» WHAT YOU ARE ASKED TO DO
Report the number of lines in the entries below that include the word "PCR에", and nothing else.

» MATERIALS PROVIDED
--------------------------------
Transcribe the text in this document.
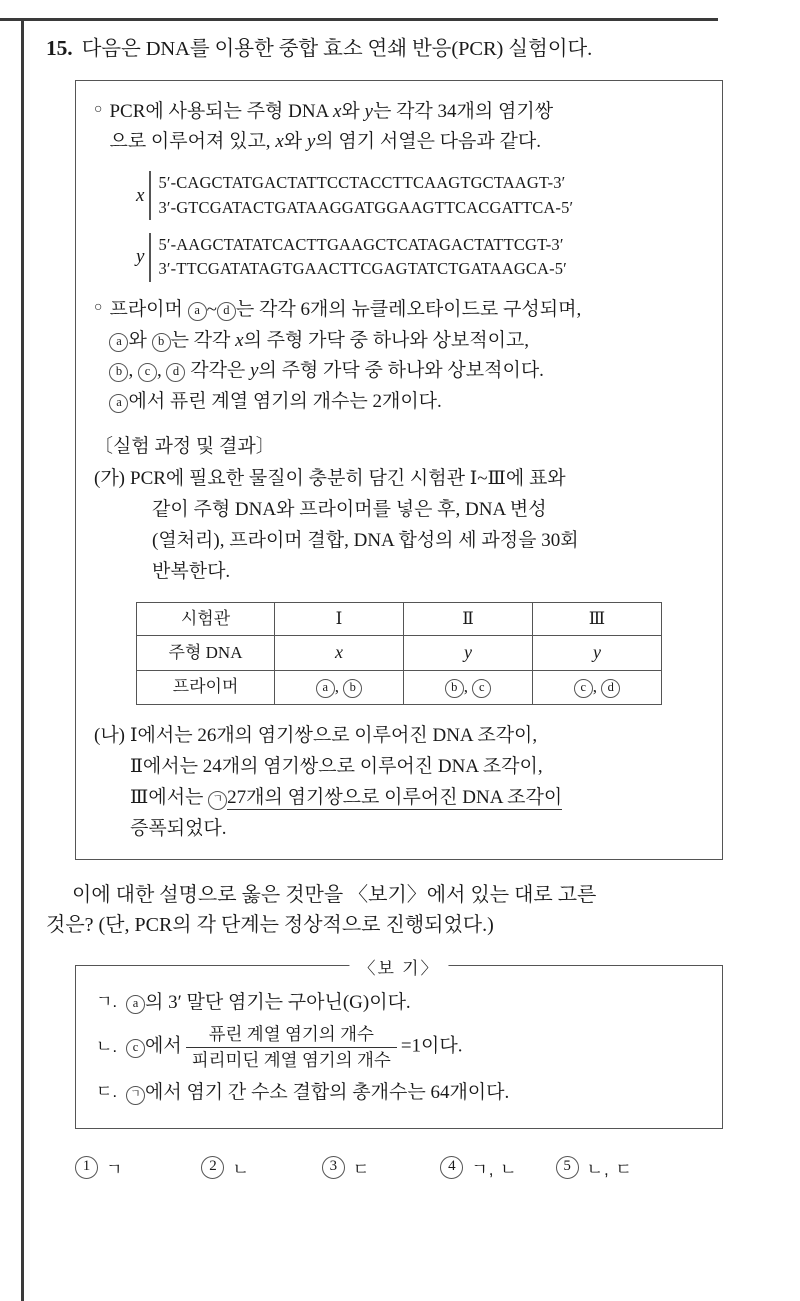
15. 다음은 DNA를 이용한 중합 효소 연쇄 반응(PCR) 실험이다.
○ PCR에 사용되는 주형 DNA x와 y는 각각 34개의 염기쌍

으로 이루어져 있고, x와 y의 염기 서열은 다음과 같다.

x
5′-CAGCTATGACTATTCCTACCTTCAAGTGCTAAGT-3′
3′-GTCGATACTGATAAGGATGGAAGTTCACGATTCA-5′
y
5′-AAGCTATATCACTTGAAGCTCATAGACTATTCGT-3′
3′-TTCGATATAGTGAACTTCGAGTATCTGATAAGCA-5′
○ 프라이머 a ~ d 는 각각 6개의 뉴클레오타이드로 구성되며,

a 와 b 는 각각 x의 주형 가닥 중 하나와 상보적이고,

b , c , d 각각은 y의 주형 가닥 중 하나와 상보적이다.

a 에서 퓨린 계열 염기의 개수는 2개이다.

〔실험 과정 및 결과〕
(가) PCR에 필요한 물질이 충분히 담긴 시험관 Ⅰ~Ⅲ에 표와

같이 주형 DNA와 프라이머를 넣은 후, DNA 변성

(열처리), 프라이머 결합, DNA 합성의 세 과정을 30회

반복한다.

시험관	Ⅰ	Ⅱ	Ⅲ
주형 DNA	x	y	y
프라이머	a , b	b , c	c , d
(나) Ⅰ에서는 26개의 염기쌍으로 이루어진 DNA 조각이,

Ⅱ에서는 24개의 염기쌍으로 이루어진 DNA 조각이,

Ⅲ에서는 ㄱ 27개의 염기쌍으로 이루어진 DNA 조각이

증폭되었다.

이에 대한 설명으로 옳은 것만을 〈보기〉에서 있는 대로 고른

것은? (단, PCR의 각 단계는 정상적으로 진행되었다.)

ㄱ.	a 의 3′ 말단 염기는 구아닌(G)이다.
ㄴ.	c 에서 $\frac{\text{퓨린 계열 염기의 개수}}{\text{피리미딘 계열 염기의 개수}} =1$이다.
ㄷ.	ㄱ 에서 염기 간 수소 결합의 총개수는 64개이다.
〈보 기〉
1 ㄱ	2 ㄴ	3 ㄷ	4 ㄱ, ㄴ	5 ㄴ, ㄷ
--------------------------------
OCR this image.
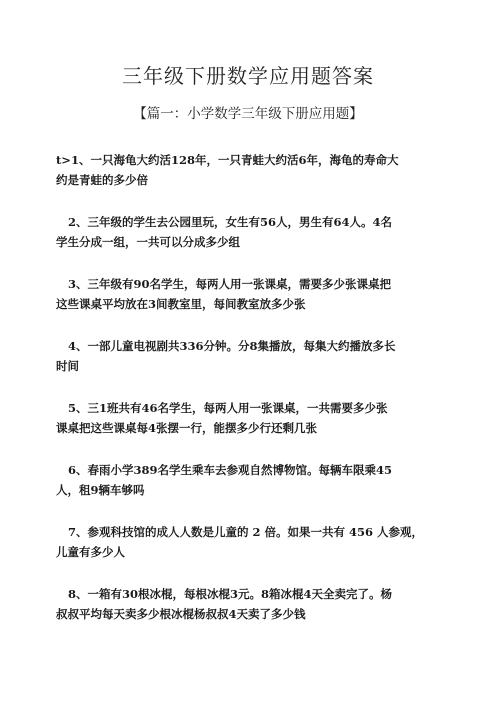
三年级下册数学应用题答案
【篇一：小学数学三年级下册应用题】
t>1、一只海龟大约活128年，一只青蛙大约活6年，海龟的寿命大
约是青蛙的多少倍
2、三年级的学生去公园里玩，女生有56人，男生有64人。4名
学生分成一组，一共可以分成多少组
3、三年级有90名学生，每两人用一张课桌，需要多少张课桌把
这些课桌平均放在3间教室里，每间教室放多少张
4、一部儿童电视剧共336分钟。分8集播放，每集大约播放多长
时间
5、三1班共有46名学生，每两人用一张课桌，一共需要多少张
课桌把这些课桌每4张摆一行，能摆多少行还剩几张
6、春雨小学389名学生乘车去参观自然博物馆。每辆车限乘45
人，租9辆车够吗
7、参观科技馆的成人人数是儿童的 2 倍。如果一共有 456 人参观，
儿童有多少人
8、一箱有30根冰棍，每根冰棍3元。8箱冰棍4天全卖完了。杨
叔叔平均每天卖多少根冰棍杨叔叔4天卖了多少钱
--------------------------------
» RESULT FOR THIS EXERCISE
2